Lines of data

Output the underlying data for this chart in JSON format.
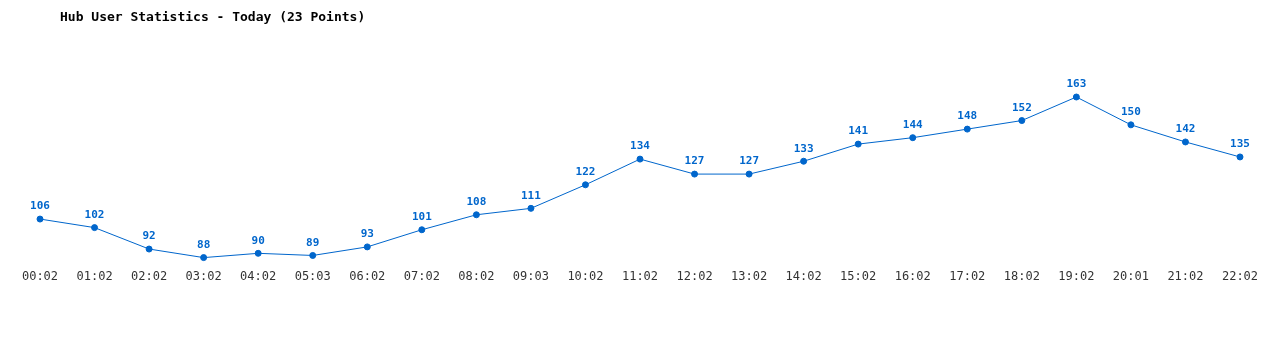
{
  "chart_data": {
    "type": "line",
    "title": "Hub User Statistics - Today (23 Points)",
    "categories": [
      "00:02",
      "01:02",
      "02:02",
      "03:02",
      "04:02",
      "05:03",
      "06:02",
      "07:02",
      "08:02",
      "09:03",
      "10:02",
      "11:02",
      "12:02",
      "13:02",
      "14:02",
      "15:02",
      "16:02",
      "17:02",
      "18:02",
      "19:02",
      "20:01",
      "21:02",
      "22:02"
    ],
    "series": [
      {
        "color": "#0066cc",
        "values": [
          106,
          102,
          92,
          88,
          90,
          89,
          93,
          101,
          108,
          111,
          122,
          134,
          127,
          127,
          133,
          141,
          144,
          148,
          152,
          163,
          150,
          142,
          135
        ]
      }
    ],
    "tick_labels": "x",
    "grid": false,
    "legend": false,
    "marker": "circle",
    "line_style": "solid",
    "data_labels": true
  }
}
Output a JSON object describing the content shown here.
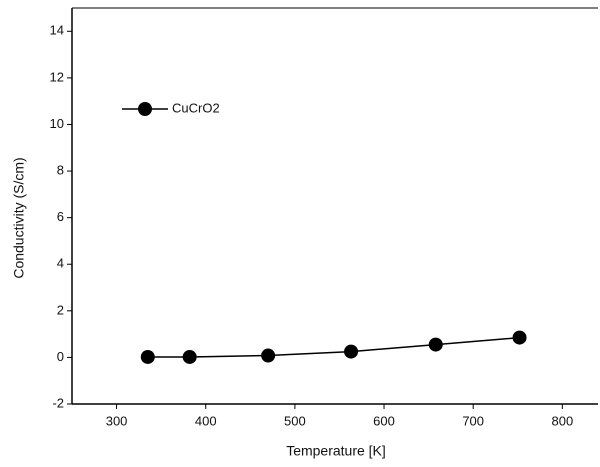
{
  "chart_data": {
    "type": "line",
    "x_label": "Temperature [K]",
    "y_label": "Conductivity (S/cm)",
    "series": [
      {
        "name": "CuCrO2",
        "color": "#000000",
        "x": [
          335,
          382,
          470,
          563,
          658,
          752
        ],
        "values": [
          0.02,
          0.02,
          0.08,
          0.25,
          0.55,
          0.85
        ]
      }
    ],
    "xlim": [
      250,
      840
    ],
    "ylim": [
      -2,
      15
    ],
    "xticks": [
      300,
      400,
      500,
      600,
      700,
      800
    ],
    "yticks": [
      -2,
      0,
      2,
      4,
      6,
      8,
      10,
      12,
      14
    ],
    "legend": "upper left"
  }
}
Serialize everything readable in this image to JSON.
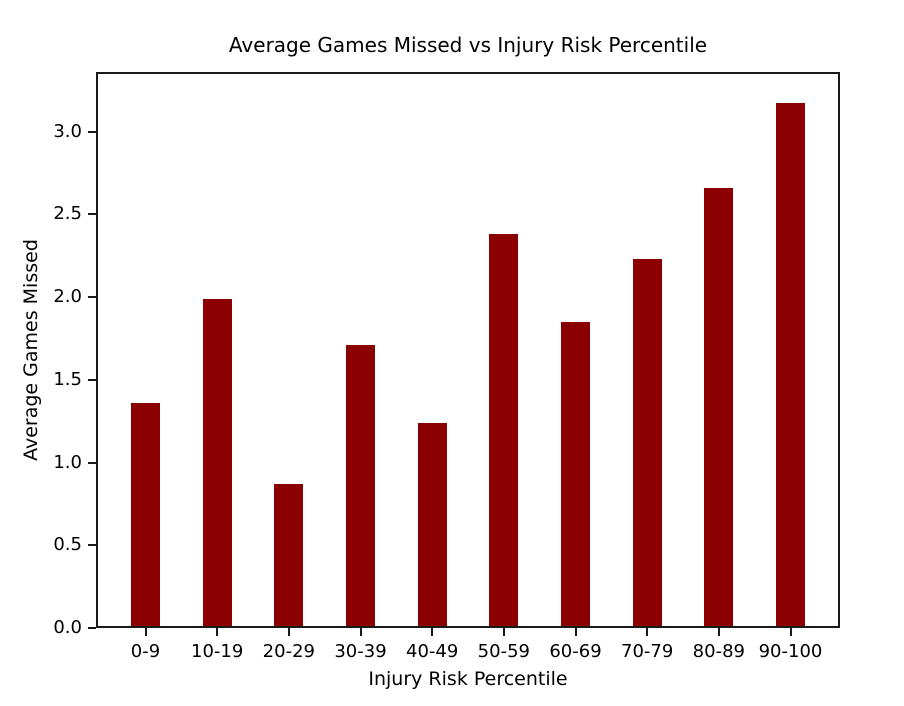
{
  "chart_data": {
    "type": "bar",
    "title": "Average Games Missed vs Injury Risk Percentile",
    "xlabel": "Injury Risk Percentile",
    "ylabel": "Average Games Missed",
    "categories": [
      "0-9",
      "10-19",
      "20-29",
      "30-39",
      "40-49",
      "50-59",
      "60-69",
      "70-79",
      "80-89",
      "90-100"
    ],
    "values": [
      1.36,
      1.99,
      0.87,
      1.71,
      1.24,
      2.38,
      1.85,
      2.23,
      2.66,
      3.17
    ],
    "bar_color": "#8b0000",
    "axis_color": "#1a1a1a",
    "text_color": "#000000",
    "background_color": "#ffffff",
    "ylim": [
      0,
      3.36
    ],
    "yticks": [
      0.0,
      0.5,
      1.0,
      1.5,
      2.0,
      2.5,
      3.0
    ],
    "ytick_labels": [
      "0.0",
      "0.5",
      "1.0",
      "1.5",
      "2.0",
      "2.5",
      "3.0"
    ],
    "grid": false,
    "legend": null
  }
}
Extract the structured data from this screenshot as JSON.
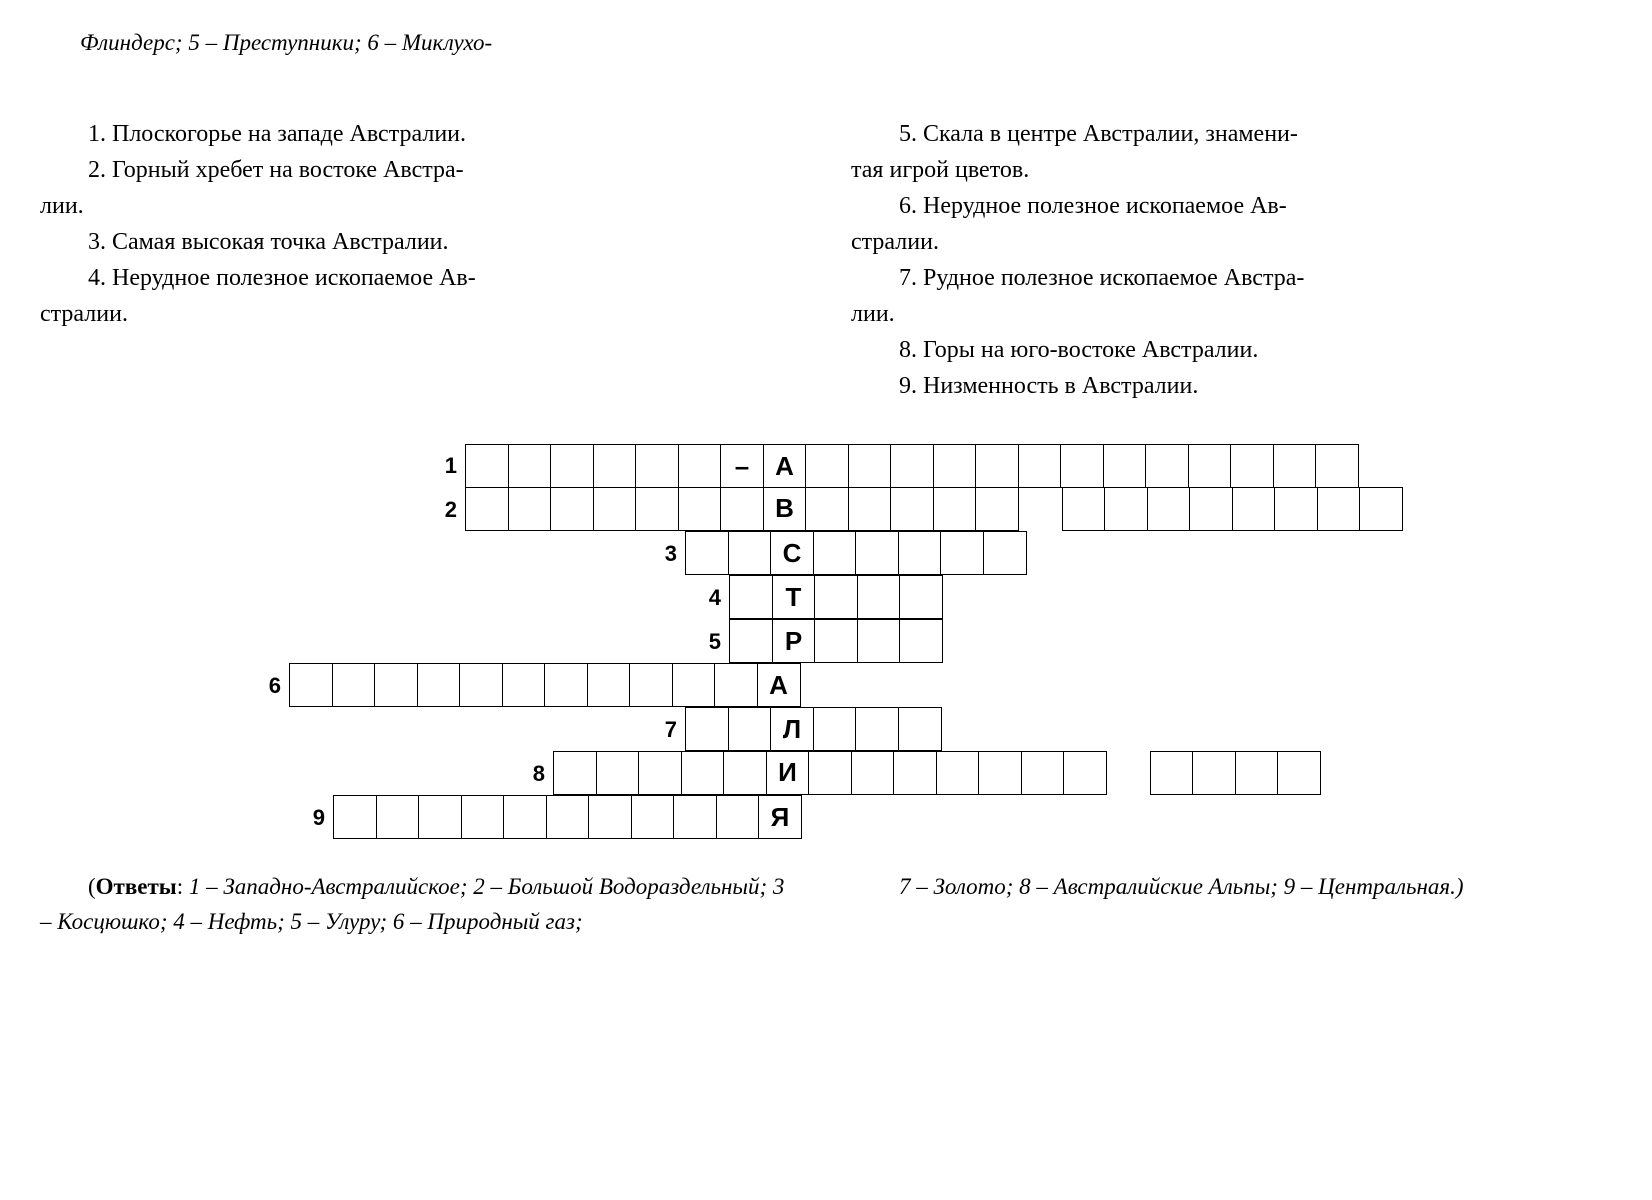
{
  "top_fragment": "Флиндерс; 5 – Преступники; 6 – Миклухо-",
  "clues_left": [
    {
      "n": "1.",
      "text": "Плоскогорье на западе Австралии."
    },
    {
      "n": "2.",
      "text": "Горный хребет на востоке Австра-"
    },
    {
      "n": "",
      "text": "лии."
    },
    {
      "n": "3.",
      "text": "Самая высокая точка Австралии."
    },
    {
      "n": "4.",
      "text": "Нерудное полезное ископаемое Ав-"
    },
    {
      "n": "",
      "text": "стралии."
    }
  ],
  "clues_right": [
    {
      "n": "5.",
      "text": "Скала в центре Австралии, знамени-"
    },
    {
      "n": "",
      "text": "тая игрой цветов."
    },
    {
      "n": "6.",
      "text": "Нерудное полезное ископаемое Ав-"
    },
    {
      "n": "",
      "text": "стралии."
    },
    {
      "n": "7.",
      "text": "Рудное полезное ископаемое Австра-"
    },
    {
      "n": "",
      "text": "лии."
    },
    {
      "n": "8.",
      "text": "Горы на юго-востоке Австралии."
    },
    {
      "n": "9.",
      "text": "Низменность в Австралии."
    }
  ],
  "crossword": {
    "axis_col": 8,
    "rows": [
      {
        "num": "1",
        "start": 1,
        "len": 21,
        "prefill": {
          "7": "–",
          "8": "А"
        }
      },
      {
        "num": "2",
        "start": 1,
        "len": 22,
        "prefill": {
          "8": "В"
        },
        "gaps": [
          14
        ]
      },
      {
        "num": "3",
        "start": 6,
        "len": 8,
        "prefill": {
          "8": "С"
        }
      },
      {
        "num": "4",
        "start": 7,
        "len": 5,
        "prefill": {
          "8": "Т"
        }
      },
      {
        "num": "5",
        "start": 7,
        "len": 5,
        "prefill": {
          "8": "Р"
        }
      },
      {
        "num": "6",
        "start": -3,
        "len": 12,
        "prefill": {
          "8": "А"
        }
      },
      {
        "num": "7",
        "start": 6,
        "len": 6,
        "prefill": {
          "8": "Л"
        }
      },
      {
        "num": "8",
        "start": 3,
        "len": 18,
        "prefill": {
          "8": "И"
        },
        "gaps": [
          16
        ]
      },
      {
        "num": "9",
        "start": -2,
        "len": 11,
        "prefill": {
          "8": "Я"
        }
      }
    ]
  },
  "answers": {
    "label": "Ответы",
    "left": "1 – Западно-Австралийское; 2 – Большой Водораздельный; 3 – Косцюшко; 4 – Нефть; 5 – Улуру; 6 – Природный газ;",
    "right": "7 – Золото; 8 – Австралийские Альпы; 9 – Центральная.)"
  },
  "colors": {
    "bg": "#ffffff",
    "fg": "#000000",
    "border": "#000000"
  },
  "fonts": {
    "body": "Georgia, serif",
    "grid": "Arial, sans-serif",
    "body_size": 24
  }
}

What you have to do - Within the listing above, find every line containing the string "Percentile" and return it.

Task response -
    "title": "Average Games Missed vs Injury Risk Percentile",
    "xlabel": "Injury Risk Percentile",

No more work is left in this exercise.